REQUIRED TASK — Copy all lines that contain the word "Tilning".

Saved data entries

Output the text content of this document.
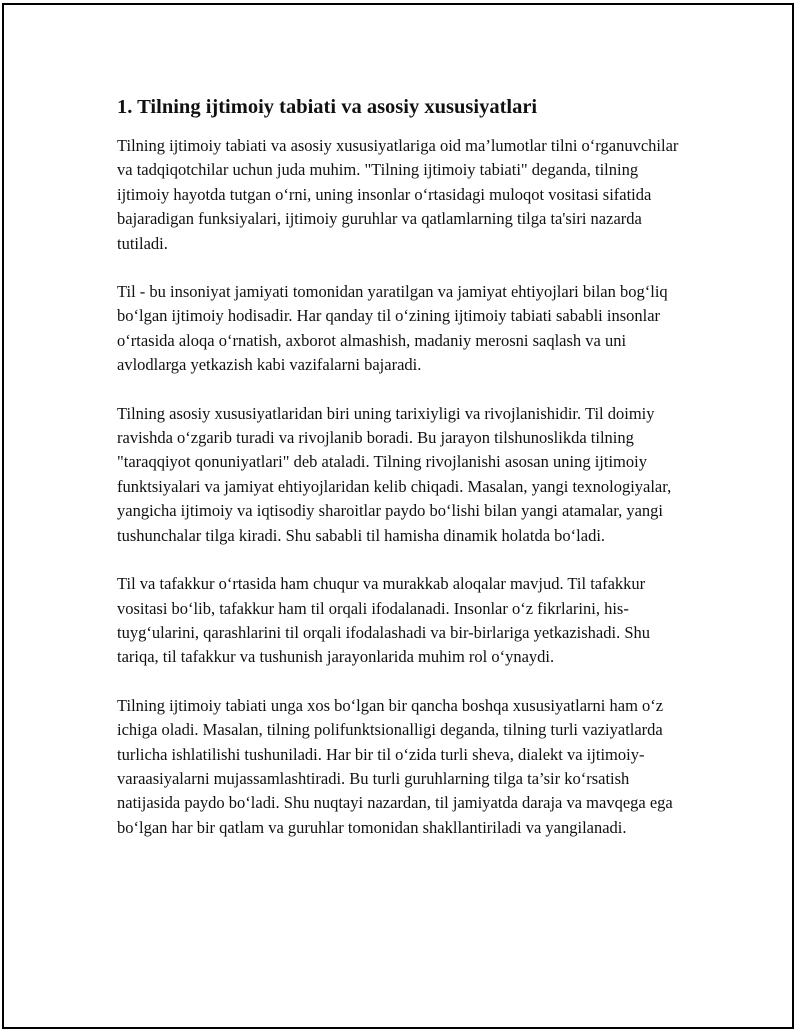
1. Tilning ijtimoiy tabiati va asosiy xususiyatlari

Tilning ijtimoiy tabiati va asosiy xususiyatlariga oid ma’lumotlar tilni o‘rganuvchilar va tadqiqotchilar uchun juda muhim. "Tilning ijtimoiy tabiati" deganda, tilning ijtimoiy hayotda tutgan o‘rni, uning insonlar o‘rtasidagi muloqot vositasi sifatida bajaradigan funksiyalari, ijtimoiy guruhlar va qatlamlarning tilga ta'siri nazarda tutiladi.

Til - bu insoniyat jamiyati tomonidan yaratilgan va jamiyat ehtiyojlari bilan bog‘liq bo‘lgan ijtimoiy hodisadir. Har qanday til o‘zining ijtimoiy tabiati sababli insonlar o‘rtasida aloqa o‘rnatish, axborot almashish, madaniy merosni saqlash va uni avlodlarga yetkazish kabi vazifalarni bajaradi.

Tilning asosiy xususiyatlaridan biri uning tarixiyligi va rivojlanishidir. Til doimiy ravishda o‘zgarib turadi va rivojlanib boradi. Bu jarayon tilshunoslikda tilning "taraqqiyot qonuniyatlari" deb ataladi. Tilning rivojlanishi asosan uning ijtimoiy funktsiyalari va jamiyat ehtiyojlaridan kelib chiqadi. Masalan, yangi texnologiyalar, yangicha ijtimoiy va iqtisodiy sharoitlar paydo bo‘lishi bilan yangi atamalar, yangi tushunchalar tilga kiradi. Shu sababli til hamisha dinamik holatda bo‘ladi.

Til va tafakkur o‘rtasida ham chuqur va murakkab aloqalar mavjud. Til tafakkur vositasi bo‘lib, tafakkur ham til orqali ifodalanadi. Insonlar o‘z fikrlarini, his-tuyg‘ularini, qarashlarini til orqali ifodalashadi va bir-birlariga yetkazishadi. Shu tariqa, til tafakkur va tushunish jarayonlarida muhim rol o‘ynaydi.

Tilning ijtimoiy tabiati unga xos bo‘lgan bir qancha boshqa xususiyatlarni ham o‘z ichiga oladi. Masalan, tilning polifunktsionalligi deganda, tilning turli vaziyatlarda turlicha ishlatilishi tushuniladi. Har bir til o‘zida turli sheva, dialekt va ijtimoiy-varaasiyalarni mujassamlashtiradi. Bu turli guruhlarning tilga ta’sir ko‘rsatish natijasida paydo bo‘ladi. Shu nuqtayi nazardan, til jamiyatda daraja va mavqega ega bo‘lgan har bir qatlam va guruhlar tomonidan shakllantiriladi va yangilanadi.
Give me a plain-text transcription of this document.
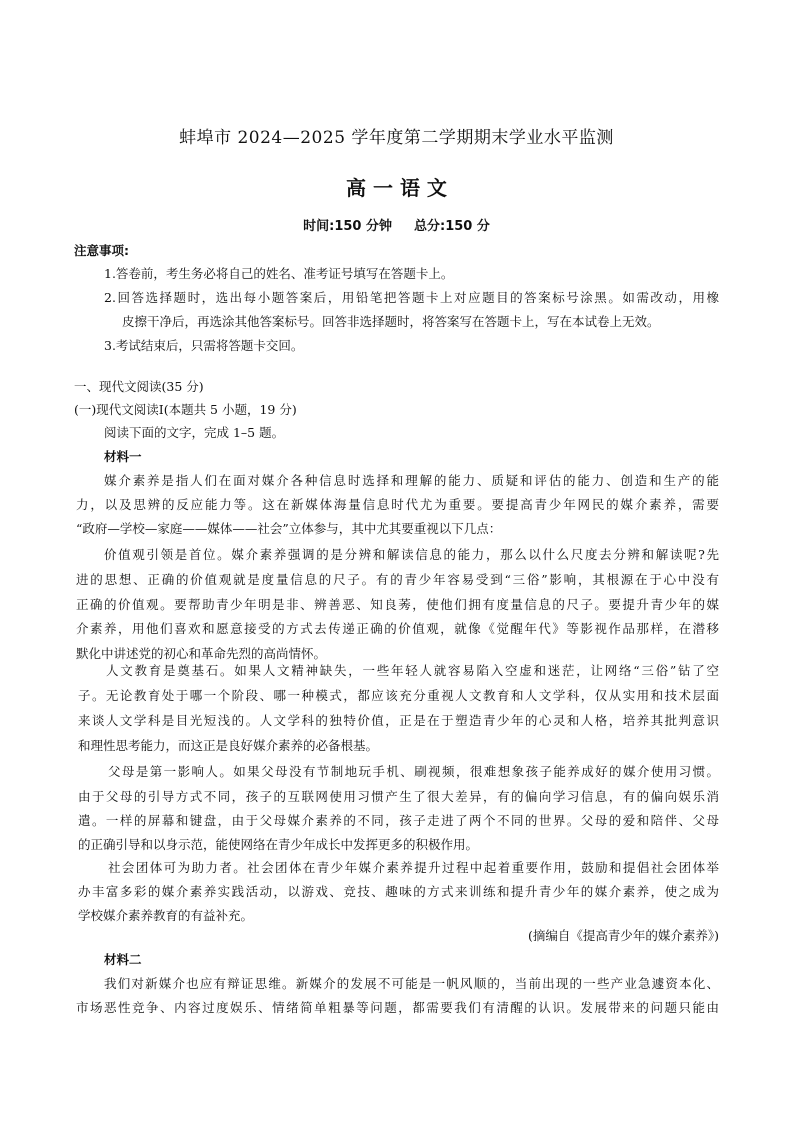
蚌埠市 2024—2025 学年度第二学期期末学业水平监测
高 一 语 文
时间:150 分钟 总分:150 分
注意事项:
1.答卷前，考生务必将自己的姓名、准考证号填写在答题卡上。
2.回答选择题时，选出每小题答案后，用铅笔把答题卡上对应题目的答案标号涂黑。如需改动，用橡
皮擦干净后，再选涂其他答案标号。回答非选择题时，将答案写在答题卡上，写在本试卷上无效。
3.考试结束后，只需将答题卡交回。
一、现代文阅读(35 分)
(一)现代文阅读Ⅰ(本题共 5 小题，19 分)
阅读下面的文字，完成 1–5 题。
材料一
媒介素养是指人们在面对媒介各种信息时选择和理解的能力、质疑和评估的能力、创造和生产的能
力，以及思辨的反应能力等。这在新媒体海量信息时代尤为重要。要提高青少年网民的媒介素养，需要
“政府—学校—家庭——媒体——社会”立体参与，其中尤其要重视以下几点：
价值观引领是首位。媒介素养强调的是分辨和解读信息的能力，那么以什么尺度去分辨和解读呢?先
进的思想、正确的价值观就是度量信息的尺子。有的青少年容易受到“三俗”影响，其根源在于心中没有
正确的价值观。要帮助青少年明是非、辨善恶、知良莠，使他们拥有度量信息的尺子。要提升青少年的媒
介素养，用他们喜欢和愿意接受的方式去传递正确的价值观，就像《觉醒年代》等影视作品那样，在潜移
默化中讲述党的初心和革命先烈的高尚情怀。
人文教育是奠基石。如果人文精神缺失，一些年轻人就容易陷入空虚和迷茫，让网络“三俗”钻了空
子。无论教育处于哪一个阶段、哪一种模式，都应该充分重视人文教育和人文学科，仅从实用和技术层面
来谈人文学科是目光短浅的。人文学科的独特价值，正是在于塑造青少年的心灵和人格，培养其批判意识
和理性思考能力，而这正是良好媒介素养的必备根基。
父母是第一影响人。如果父母没有节制地玩手机、刷视频，很难想象孩子能养成好的媒介使用习惯。
由于父母的引导方式不同，孩子的互联网使用习惯产生了很大差异，有的偏向学习信息，有的偏向娱乐消
遣。一样的屏幕和键盘，由于父母媒介素养的不同，孩子走进了两个不同的世界。父母的爱和陪伴、父母
的正确引导和以身示范，能使网络在青少年成长中发挥更多的积极作用。
社会团体可为助力者。社会团体在青少年媒介素养提升过程中起着重要作用，鼓励和提倡社会团体举
办丰富多彩的媒介素养实践活动，以游戏、竞技、趣味的方式来训练和提升青少年的媒介素养，使之成为
学校媒介素养教育的有益补充。
(摘编自《提高青少年的媒介素养》)
材料二
我们对新媒介也应有辩证思维。新媒介的发展不可能是一帆风顺的，当前出现的一些产业急遽资本化、
市场恶性竞争、内容过度娱乐、情绪简单粗暴等问题，都需要我们有清醒的认识。发展带来的问题只能由
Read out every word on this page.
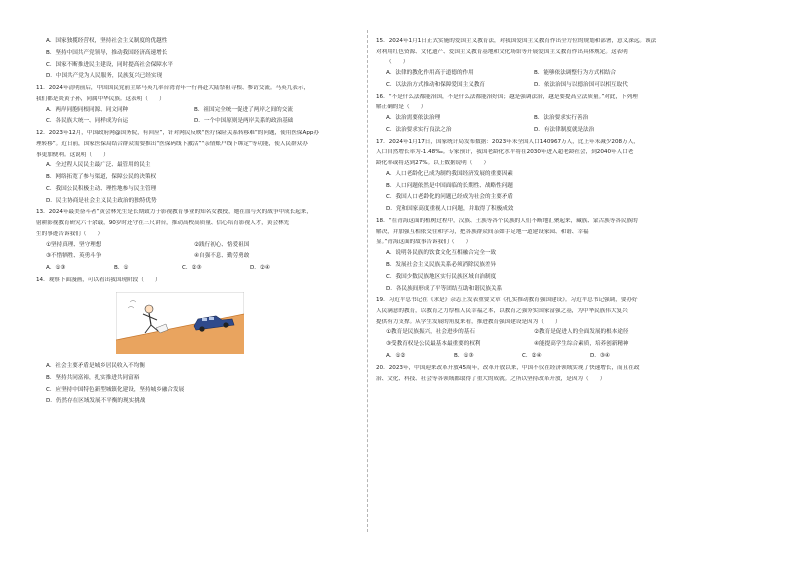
A．国家独揽经营权，坚持社会主义制度的优越性
B．坚持中国共产党领导，推动我国经济高速增长
C．国家不断推进民主建设，同时提高社会保障水平
D．中国共产党为人民服务，民族复兴已经实现
11．2024年清明前后，中国国民党前主席马英九率台湾青年一行再赴大陆祭祖寻根、参访交流。马英九表示，
我们都是炎黄子孙，同属中华民族。这表明（　　）
A．两岸同胞同根同源、同文同种	B．祖国完全统一促进了两岸之间的交流
C．各民族大统一、同样成为台运	D．一个中国原则是两岸关系的政治基础
12．2023年12月，中国政府网@国务院，有回应”，针对网民反映“医疗保险关系转移难”的问题，使用医保App办
理转移”。近日前，国家医保局结合群众需要推出“医保码线下激活”“亲情账户线下绑定”等功能，使人民群众办
事更加便利。这说明（　　）
A．全过程人民民主最广泛、最管用的民主
B．网络拓宽了参与渠道，保障公民的决策权
C．我国公民积极主动、理性地参与民主管理
D．民主协商是社会主义民主政治的独特优势
13．2024年最美奋斗者”黄会林先生是长期致力于影视教育事业的知名女教授，她在血与火的战争中成长起来，
射耕影视教育研究六十余载，90岁时还守在三尺讲台，推动高校高质量、信心培育影视人才，黄会林先
生的事迹告诉我们（　　）
①坚持真理、坚守理想	②践行初心、恪爱祖国
③不惜牺牲、英勇斗争	④自强不息、勤劳勇敢
A．①③	B．①	C．②③	D．②④
14．观察下面漫画，可以看出我国现阶段（　　）
A．社会主要矛盾是城乡居民收入不均衡
B．坚持共同富裕，扎实推进共同富裕
C．应坚持中国特色新型城镇化建设，坚持城乡融合发展
D．仍然存在区域发展不平衡的现实挑战
15．2024年1月1日正式实施的爱国主义教育法，对我国爱国主义教育作出全方位的规划和部署，意义深远。该法
对利用红色资源、文化遗产、爱国主义教育基地和文化场馆等开展爱国主义教育作出具体规定。这表明
（　　）
A．法律的教化作用高于道德的作用	B．能够依法调整行为方式相结合
C．以法治方式推动和保障爱国主义教育	D．依法治国与以德治国可以相互取代
16．“不是什么法都能治国，不是什么法都能治好国；越是强调法治，越是要提高立法质量。”对此，下列理
解正确的是（　　）
A．法治需要依法治理	B．法治要求实行善治
C．法治要求实行良法之治	D．有法律制度就是法治
17．2024年1月17日，国家统计局发布数据：2023年末全国人口140967万人，比上年末减少208万人，
人口自然增长率为-1.48‰。专家预计，我国老龄化水平将在2030年进入超老龄社会，到2040年人口老
龄化率或将达到27%。以上数据说明（　　）
A．人口老龄化已成为制约我国经济发展的重要因素
B．人口问题依然是中国面临的长期性、战略性问题
C．我国人口老龄化的问题已经成为社会的主要矛盾
D．党和国家高度重视人口问题，并取得了积极成效
18．“在青海这面的植树过程中，汉族、土族等各个民族的人们不断地汇聚起来，藏族、蒙古族等各民族的
解决，并加强互相依交往和学习，把各族群众间亲如手足地一道建设家园、和谐、幸福
显。”青海这面的故事告诉我们（　　）
A．说明各民族的饮食文化互相融合完全一致
B．发展社会主义民族关系必须消除民族差异
C．我国少数民族地区实行民族区域自治制度
D．各民族间形成了平等团结互助和谐民族关系
19．习近平总书记在《求是》杂志上发表重要文章《扎实推动教育强国建设》。习近平总书记强调，要办好
人民满意的教育，以教育之力厚植人民幸福之本，以教育之强夯实国家富强之基，为中华民族伟大复兴
提供有力支撑。从学生发展的角度来看，推进教育强国建设是因为（　　）
①教育是民族振兴，社会进步的基石	②教育是促进人的全面发展的根本途径
③受教育权是公民最基本最重要的权利	④能提高学生综合素质，培养创新精神
A．①②	B．①③	C．②④	D．③④
20．2023年，中国迎来改革开放45周年，改革开放以来，中国不仅在经济领域实现了快速增长，而且在政
治、文化、科技、社会等各领域都取得了重大的成就。之所以坚持改革开放，是因为（　　）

THE RESULT —
1. Tilning ijtimoiy tabiati va asosiy xususiyatlari
Tilning ijtimoiy tabiati va asosiy xususiyatlariga oid ma’lumotlar tilni o‘rganuvchilar va tadqiqotchilar uchun juda muhim. "Tilning ijtimoiy tabiati" deganda, tilning ijtimoiy hayotda tutgan o‘rni, uning insonlar o‘rtasidagi muloqot vositasi sifatida bajaradigan funksiyalari, ijtimoiy guruhlar va qatlamlarning tilga ta'siri nazarda tutiladi.
Tilning asosiy xususiyatlaridan biri uning tarixiyligi va rivojlanishidir. Til doimiy ravishda o‘zgarib turadi va rivojlanib boradi. Bu jarayon tilshunoslikda tilning "taraqqiyot qonuniyatlari" deb ataladi. Tilning rivojlanishi asosan uning ijtimoiy funktsiyalari va jamiyat ehtiyojlaridan kelib chiqadi. Masalan, yangi texnologiyalar, yangicha ijtimoiy va iqtisodiy sharoitlar paydo bo‘lishi bilan yangi atamalar, yangi tushunchalar tilga kiradi. Shu sababli til hamisha dinamik holatda bo‘ladi.
Tilning ijtimoiy tabiati unga xos bo‘lgan bir qancha boshqa xususiyatlarni ham o‘z ichiga oladi. Masalan, tilning polifunktsionalligi deganda, tilning turli vaziyatlarda turlicha ishlatilishi tushuniladi. Har bir til o‘zida turli sheva, dialekt va ijtimoiy-varaasiyalarni mujassamlashtiradi. Bu turli guruhlarning tilga ta’sir ko‘rsatish natijasida paydo bo‘ladi. Shu nuqtayi nazardan, til jamiyatda daraja va mavqega ega bo‘lgan har bir qatlam va guruhlar tomonidan shakllantiriladi va yangilanadi.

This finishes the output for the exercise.